### Extracted data

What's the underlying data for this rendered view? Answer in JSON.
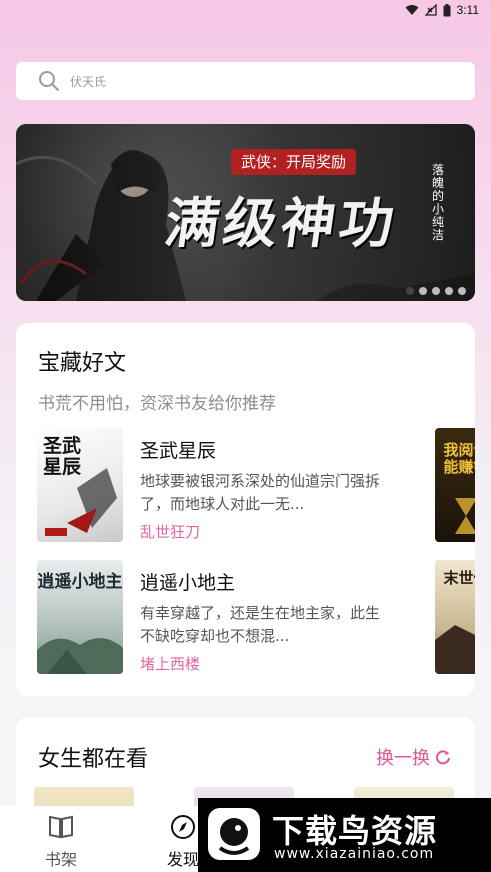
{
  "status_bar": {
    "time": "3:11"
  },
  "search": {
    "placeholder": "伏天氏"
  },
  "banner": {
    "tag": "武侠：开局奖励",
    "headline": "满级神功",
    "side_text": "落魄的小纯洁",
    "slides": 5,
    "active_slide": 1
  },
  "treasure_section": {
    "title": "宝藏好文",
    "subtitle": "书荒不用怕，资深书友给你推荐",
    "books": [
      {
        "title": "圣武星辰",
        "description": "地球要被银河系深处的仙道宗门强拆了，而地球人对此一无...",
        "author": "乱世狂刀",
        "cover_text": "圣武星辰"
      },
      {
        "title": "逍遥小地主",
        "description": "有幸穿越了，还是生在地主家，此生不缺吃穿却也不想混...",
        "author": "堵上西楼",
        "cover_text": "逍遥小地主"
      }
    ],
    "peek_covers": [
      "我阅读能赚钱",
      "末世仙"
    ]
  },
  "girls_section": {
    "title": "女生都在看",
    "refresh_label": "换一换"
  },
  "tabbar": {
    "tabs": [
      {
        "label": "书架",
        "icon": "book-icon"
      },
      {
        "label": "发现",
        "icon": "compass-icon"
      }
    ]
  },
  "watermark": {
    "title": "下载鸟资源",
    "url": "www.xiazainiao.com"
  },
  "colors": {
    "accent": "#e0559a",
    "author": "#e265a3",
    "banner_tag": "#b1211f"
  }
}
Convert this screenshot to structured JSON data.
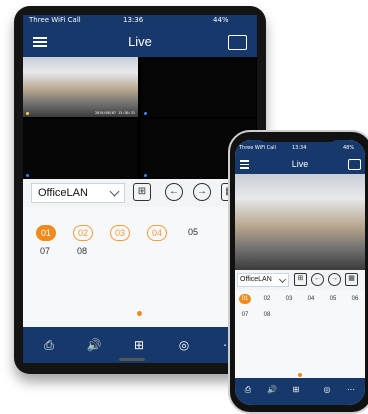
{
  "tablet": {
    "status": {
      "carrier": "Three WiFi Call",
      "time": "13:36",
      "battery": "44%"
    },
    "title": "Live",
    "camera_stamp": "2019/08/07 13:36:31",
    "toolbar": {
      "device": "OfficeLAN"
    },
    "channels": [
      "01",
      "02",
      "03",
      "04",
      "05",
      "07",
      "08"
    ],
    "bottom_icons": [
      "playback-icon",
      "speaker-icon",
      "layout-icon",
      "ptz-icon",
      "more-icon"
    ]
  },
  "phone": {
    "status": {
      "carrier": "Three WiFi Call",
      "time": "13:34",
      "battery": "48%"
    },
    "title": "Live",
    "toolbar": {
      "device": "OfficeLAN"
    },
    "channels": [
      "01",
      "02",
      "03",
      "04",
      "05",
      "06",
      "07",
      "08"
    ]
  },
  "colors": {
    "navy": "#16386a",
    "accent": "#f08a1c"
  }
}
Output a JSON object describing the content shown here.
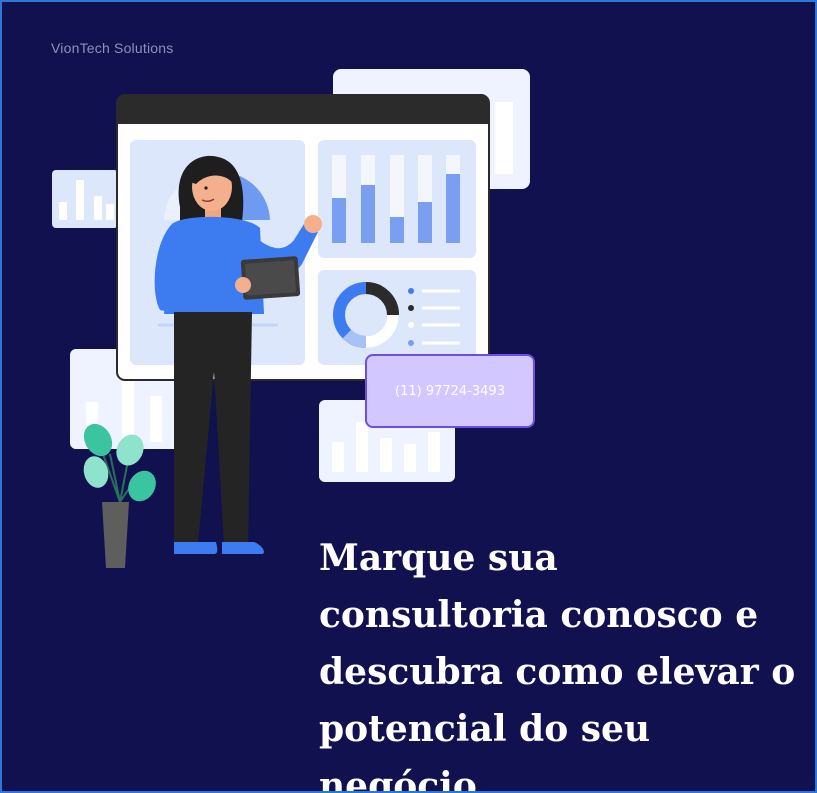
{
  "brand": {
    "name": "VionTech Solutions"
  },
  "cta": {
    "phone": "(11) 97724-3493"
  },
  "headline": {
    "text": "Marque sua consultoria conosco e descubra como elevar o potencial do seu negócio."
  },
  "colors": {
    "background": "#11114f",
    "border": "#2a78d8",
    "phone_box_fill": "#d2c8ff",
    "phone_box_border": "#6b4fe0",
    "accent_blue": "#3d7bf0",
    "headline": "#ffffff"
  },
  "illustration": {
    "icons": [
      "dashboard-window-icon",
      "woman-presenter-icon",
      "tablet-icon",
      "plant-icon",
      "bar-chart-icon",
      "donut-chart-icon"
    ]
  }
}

######

What needs to be done: Return every line in the listing that contains the word "description".

Task answer:
        "description": "地球要被银河系深处的仙道宗门强拆了，而地球人对此一无...",
        "description": "有幸穿越了，还是生在地主家，此生不缺吃穿却也不想混...",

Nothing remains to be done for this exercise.